** STATED EXERCISE **
Gather all lines in the entries below that include the word "муниципальных".

---

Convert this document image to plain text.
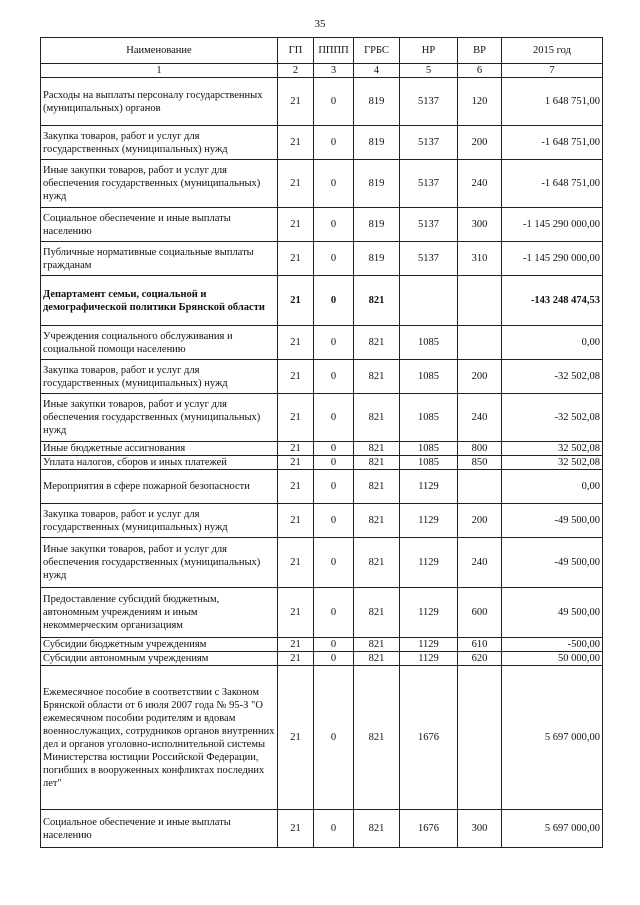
35
Наименование	ГП	ПППП	ГРБС	НР	ВР	2015 год
1	2	3	4	5	6	7
Расходы на выплаты персоналу государственных (муниципальных) органов	21	0	819	5137	120	1 648 751,00
Закупка товаров, работ и услуг для государственных (муниципальных) нужд	21	0	819	5137	200	-1 648 751,00
Иные закупки товаров, работ и услуг для обеспечения государственных (муниципальных) нужд	21	0	819	5137	240	-1 648 751,00
Социальное обеспечение и иные выплаты населению	21	0	819	5137	300	-1 145 290 000,00
Публичные нормативные социальные выплаты гражданам	21	0	819	5137	310	-1 145 290 000,00
Департамент семьи, социальной и демографической политики Брянской области	21	0	821			-143 248 474,53
Учреждения социального обслуживания и социальной помощи населению	21	0	821	1085		0,00
Закупка товаров, работ и услуг для государственных (муниципальных) нужд	21	0	821	1085	200	-32 502,08
Иные закупки товаров, работ и услуг для обеспечения государственных (муниципальных) нужд	21	0	821	1085	240	-32 502,08
Иные бюджетные ассигнования	21	0	821	1085	800	32 502,08
Уплата налогов, сборов и иных платежей	21	0	821	1085	850	32 502,08
Мероприятия в сфере пожарной безопасности	21	0	821	1129		0,00
Закупка товаров, работ и услуг для государственных (муниципальных) нужд	21	0	821	1129	200	-49 500,00
Иные закупки товаров, работ и услуг для обеспечения государственных (муниципальных) нужд	21	0	821	1129	240	-49 500,00
Предоставление субсидий бюджетным, автономным учреждениям и иным некоммерческим организациям	21	0	821	1129	600	49 500,00
Субсидии бюджетным учреждениям	21	0	821	1129	610	-500,00
Субсидии автономным учреждениям	21	0	821	1129	620	50 000,00
Ежемесячное пособие в соответствии с Законом Брянской области от 6 июля 2007 года № 95-З "О ежемесячном пособии родителям и вдовам военнослужащих, сотрудников органов внутренних дел и органов уголовно-исполнительной системы Министерства юстиции Российской Федерации, погибших в вооруженных конфликтах последних лет"	21	0	821	1676		5 697 000,00
Социальное обеспечение и иные выплаты населению	21	0	821	1676	300	5 697 000,00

---

** EXERCISE RESULT **
Расходы на выплаты персоналу государственных (муниципальных) органов	21	0	819	5137	120	1 648 751,00
Закупка товаров, работ и услуг для государственных (муниципальных) нужд	21	0	819	5137	200	-1 648 751,00
Иные закупки товаров, работ и услуг для обеспечения государственных (муниципальных) нужд	21	0	819	5137	240	-1 648 751,00
Закупка товаров, работ и услуг для государственных (муниципальных) нужд	21	0	821	1085	200	-32 502,08
Иные закупки товаров, работ и услуг для обеспечения государственных (муниципальных) нужд	21	0	821	1085	240	-32 502,08
Закупка товаров, работ и услуг для государственных (муниципальных) нужд	21	0	821	1129	200	-49 500,00
Иные закупки товаров, работ и услуг для обеспечения государственных (муниципальных) нужд	21	0	821	1129	240	-49 500,00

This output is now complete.